Your task:
Copy every line of the listing exactly.

######

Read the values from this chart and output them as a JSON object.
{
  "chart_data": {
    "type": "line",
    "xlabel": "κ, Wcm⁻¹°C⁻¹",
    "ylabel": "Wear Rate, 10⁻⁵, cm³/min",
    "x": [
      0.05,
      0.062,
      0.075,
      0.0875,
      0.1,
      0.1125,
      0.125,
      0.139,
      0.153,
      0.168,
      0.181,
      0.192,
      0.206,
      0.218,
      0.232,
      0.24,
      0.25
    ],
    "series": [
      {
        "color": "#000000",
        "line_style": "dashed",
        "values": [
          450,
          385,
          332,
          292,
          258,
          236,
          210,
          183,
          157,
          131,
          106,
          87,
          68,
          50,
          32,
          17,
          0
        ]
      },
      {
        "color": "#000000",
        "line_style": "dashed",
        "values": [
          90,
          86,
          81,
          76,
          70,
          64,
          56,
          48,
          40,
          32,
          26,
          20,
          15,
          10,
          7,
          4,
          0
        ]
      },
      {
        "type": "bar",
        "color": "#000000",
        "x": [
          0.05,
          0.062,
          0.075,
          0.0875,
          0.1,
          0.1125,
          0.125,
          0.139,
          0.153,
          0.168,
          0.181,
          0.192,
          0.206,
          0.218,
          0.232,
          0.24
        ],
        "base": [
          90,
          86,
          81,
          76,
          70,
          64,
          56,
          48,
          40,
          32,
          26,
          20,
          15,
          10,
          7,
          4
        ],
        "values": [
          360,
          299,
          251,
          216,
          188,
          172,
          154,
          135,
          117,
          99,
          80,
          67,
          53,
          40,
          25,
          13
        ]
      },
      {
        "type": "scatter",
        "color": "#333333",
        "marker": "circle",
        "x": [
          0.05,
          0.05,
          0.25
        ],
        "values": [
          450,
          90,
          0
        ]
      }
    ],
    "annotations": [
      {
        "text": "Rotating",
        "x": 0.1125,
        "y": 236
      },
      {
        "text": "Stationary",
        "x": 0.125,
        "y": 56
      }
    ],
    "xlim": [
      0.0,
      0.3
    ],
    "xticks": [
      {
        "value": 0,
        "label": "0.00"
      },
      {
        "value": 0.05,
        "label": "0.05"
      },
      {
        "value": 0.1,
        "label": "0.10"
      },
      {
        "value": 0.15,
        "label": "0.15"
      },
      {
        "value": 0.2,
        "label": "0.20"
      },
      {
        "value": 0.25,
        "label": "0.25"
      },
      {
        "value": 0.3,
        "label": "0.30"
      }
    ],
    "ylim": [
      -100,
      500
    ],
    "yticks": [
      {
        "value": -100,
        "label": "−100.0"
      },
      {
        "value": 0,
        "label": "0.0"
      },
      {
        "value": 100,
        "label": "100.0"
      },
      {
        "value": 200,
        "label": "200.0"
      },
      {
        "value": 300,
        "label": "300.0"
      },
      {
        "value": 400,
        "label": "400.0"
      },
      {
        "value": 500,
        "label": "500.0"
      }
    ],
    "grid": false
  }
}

######

Completed exercise:
Read the values from this chart and output them as a JSON object.
{
  "chart_data": {
    "type": "line",
    "xlabel": "κ, Wcm⁻¹°C⁻¹",
    "ylabel": "Wear Rate, 10⁻⁵, cm³/min",
    "x": [
      0.05,
      0.062,
      0.075,
      0.0875,
      0.1,
      0.1125,
      0.125,
      0.139,
      0.153,
      0.168,
      0.181,
      0.192,
      0.206,
      0.218,
      0.232,
      0.24,
      0.25
    ],
    "series": [
      {
        "color": "#000000",
        "line_style": "dashed",
        "values": [
          450,
          385,
          332,
          292,
          258,
          236,
          210,
          183,
          157,
          131,
          106,
          87,
          68,
          50,
          32,
          17,
          0
        ]
      },
      {
        "color": "#000000",
        "line_style": "dashed",
        "values": [
          90,
          86,
          81,
          76,
          70,
          64,
          56,
          48,
          40,
          32,
          26,
          20,
          15,
          10,
          7,
          4,
          0
        ]
      },
      {
        "type": "bar",
        "color": "#000000",
        "x": [
          0.05,
          0.062,
          0.075,
          0.0875,
          0.1,
          0.1125,
          0.125,
          0.139,
          0.153,
          0.168,
          0.181,
          0.192,
          0.206,
          0.218,
          0.232,
          0.24
        ],
        "base": [
          90,
          86,
          81,
          76,
          70,
          64,
          56,
          48,
          40,
          32,
          26,
          20,
          15,
          10,
          7,
          4
        ],
        "values": [
          360,
          299,
          251,
          216,
          188,
          172,
          154,
          135,
          117,
          99,
          80,
          67,
          53,
          40,
          25,
          13
        ]
      },
      {
        "type": "scatter",
        "color": "#333333",
        "marker": "circle",
        "x": [
          0.05,
          0.05,
          0.25
        ],
        "values": [
          450,
          90,
          0
        ]
      }
    ],
    "annotations": [
      {
        "text": "Rotating",
        "x": 0.1125,
        "y": 236
      },
      {
        "text": "Stationary",
        "x": 0.125,
        "y": 56
      }
    ],
    "xlim": [
      0.0,
      0.3
    ],
    "xticks": [
      {
        "value": 0,
        "label": "0.00"
      },
      {
        "value": 0.05,
        "label": "0.05"
      },
      {
        "value": 0.1,
        "label": "0.10"
      },
      {
        "value": 0.15,
        "label": "0.15"
      },
      {
        "value": 0.2,
        "label": "0.20"
      },
      {
        "value": 0.25,
        "label": "0.25"
      },
      {
        "value": 0.3,
        "label": "0.30"
      }
    ],
    "ylim": [
      -100,
      500
    ],
    "yticks": [
      {
        "value": -100,
        "label": "−100.0"
      },
      {
        "value": 0,
        "label": "0.0"
      },
      {
        "value": 100,
        "label": "100.0"
      },
      {
        "value": 200,
        "label": "200.0"
      },
      {
        "value": 300,
        "label": "300.0"
      },
      {
        "value": 400,
        "label": "400.0"
      },
      {
        "value": 500,
        "label": "500.0"
      }
    ],
    "grid": false
  }
}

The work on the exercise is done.